* Task directions *
For the entries below, how many lines include the word "century"? Give the figure and nothing more.

^^^^

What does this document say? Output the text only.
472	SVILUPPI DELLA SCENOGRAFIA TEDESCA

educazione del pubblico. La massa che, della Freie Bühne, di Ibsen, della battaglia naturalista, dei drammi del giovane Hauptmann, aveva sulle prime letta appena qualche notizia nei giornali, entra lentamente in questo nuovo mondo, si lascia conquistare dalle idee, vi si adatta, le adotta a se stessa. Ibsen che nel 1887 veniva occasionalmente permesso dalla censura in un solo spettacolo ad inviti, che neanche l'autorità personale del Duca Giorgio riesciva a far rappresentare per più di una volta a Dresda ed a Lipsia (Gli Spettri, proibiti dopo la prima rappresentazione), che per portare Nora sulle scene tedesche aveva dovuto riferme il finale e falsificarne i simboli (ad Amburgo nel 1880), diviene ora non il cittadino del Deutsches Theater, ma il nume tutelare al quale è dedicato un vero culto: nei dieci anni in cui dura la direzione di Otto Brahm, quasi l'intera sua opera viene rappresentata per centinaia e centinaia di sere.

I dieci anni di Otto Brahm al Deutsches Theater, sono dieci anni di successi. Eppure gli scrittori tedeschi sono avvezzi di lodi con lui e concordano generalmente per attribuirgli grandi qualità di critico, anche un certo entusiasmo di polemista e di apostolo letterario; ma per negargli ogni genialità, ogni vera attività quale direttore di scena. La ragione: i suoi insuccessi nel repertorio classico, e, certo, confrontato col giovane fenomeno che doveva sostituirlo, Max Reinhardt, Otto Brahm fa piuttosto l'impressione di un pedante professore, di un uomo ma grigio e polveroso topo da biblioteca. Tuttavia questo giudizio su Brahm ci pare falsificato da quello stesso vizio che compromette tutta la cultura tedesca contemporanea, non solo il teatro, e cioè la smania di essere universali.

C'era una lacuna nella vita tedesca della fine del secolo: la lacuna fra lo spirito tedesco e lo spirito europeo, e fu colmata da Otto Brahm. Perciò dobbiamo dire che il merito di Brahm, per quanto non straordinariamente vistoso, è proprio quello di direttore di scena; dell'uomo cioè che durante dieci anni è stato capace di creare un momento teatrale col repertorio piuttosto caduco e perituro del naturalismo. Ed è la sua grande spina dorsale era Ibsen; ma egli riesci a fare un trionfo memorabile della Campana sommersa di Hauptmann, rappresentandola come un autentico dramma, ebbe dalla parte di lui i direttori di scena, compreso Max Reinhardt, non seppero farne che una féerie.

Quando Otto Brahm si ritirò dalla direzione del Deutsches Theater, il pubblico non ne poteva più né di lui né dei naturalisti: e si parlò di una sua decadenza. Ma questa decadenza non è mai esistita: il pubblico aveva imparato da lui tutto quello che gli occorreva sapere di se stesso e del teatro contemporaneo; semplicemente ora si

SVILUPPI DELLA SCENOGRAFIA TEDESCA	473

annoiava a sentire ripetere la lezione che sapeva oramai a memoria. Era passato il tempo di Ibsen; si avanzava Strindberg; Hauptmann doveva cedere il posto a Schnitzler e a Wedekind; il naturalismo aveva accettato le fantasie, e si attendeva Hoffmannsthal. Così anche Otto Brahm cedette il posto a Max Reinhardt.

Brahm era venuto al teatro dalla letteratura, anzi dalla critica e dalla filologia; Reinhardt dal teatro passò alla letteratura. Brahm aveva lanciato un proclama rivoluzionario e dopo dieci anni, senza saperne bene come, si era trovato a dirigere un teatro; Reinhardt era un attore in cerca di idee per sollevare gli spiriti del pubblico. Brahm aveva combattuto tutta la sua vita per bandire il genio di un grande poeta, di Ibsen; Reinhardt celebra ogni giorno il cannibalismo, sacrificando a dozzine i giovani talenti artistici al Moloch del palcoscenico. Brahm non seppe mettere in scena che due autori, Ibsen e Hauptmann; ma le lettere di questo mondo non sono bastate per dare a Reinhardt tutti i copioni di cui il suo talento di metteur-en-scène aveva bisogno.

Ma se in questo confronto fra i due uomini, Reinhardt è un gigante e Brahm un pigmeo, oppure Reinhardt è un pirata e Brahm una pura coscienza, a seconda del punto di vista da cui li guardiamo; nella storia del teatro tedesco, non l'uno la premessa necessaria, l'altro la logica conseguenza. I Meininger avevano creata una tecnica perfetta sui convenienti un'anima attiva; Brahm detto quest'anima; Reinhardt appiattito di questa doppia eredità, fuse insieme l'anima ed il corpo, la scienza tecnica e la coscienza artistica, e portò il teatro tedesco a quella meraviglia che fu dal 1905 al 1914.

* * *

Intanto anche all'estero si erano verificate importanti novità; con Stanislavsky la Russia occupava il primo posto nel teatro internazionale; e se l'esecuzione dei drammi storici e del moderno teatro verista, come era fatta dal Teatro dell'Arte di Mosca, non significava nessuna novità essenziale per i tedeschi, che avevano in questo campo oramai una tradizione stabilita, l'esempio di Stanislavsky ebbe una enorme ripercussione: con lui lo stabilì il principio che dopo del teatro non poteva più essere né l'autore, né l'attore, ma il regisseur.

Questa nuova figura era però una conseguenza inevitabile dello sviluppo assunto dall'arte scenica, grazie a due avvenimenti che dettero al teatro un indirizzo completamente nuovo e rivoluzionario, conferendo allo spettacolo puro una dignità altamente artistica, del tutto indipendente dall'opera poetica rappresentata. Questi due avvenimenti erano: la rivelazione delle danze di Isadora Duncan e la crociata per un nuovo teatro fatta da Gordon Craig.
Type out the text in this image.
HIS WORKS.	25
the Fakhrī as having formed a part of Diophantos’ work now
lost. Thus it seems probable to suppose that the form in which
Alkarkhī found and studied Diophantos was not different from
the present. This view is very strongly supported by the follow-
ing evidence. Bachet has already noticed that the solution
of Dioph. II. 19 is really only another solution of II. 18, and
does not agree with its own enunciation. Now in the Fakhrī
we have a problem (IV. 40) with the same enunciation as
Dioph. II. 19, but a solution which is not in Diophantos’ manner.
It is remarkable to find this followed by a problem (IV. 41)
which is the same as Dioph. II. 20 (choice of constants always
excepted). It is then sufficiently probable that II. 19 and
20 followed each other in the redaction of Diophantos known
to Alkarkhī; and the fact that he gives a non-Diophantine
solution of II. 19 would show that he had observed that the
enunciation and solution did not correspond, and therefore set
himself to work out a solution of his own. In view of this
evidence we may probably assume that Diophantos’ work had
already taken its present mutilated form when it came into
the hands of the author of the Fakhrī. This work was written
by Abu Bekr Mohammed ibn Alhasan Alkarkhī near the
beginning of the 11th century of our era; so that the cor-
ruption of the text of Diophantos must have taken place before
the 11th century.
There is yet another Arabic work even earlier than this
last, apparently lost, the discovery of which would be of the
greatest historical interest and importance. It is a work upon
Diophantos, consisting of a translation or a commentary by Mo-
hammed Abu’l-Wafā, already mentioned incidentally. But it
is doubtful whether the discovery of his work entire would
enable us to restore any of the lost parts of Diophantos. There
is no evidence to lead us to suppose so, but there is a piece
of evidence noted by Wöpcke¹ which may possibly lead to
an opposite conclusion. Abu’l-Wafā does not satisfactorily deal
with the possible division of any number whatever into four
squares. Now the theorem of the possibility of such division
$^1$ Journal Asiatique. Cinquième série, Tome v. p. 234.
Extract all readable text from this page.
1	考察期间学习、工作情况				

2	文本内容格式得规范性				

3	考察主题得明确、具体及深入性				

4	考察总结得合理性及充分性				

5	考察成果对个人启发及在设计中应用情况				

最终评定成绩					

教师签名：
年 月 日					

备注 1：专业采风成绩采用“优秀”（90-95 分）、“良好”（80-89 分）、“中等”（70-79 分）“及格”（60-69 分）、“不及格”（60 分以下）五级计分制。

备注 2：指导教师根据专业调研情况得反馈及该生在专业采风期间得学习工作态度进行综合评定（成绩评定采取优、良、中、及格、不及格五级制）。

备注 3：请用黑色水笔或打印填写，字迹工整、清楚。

^^^^

* Exercise output *
2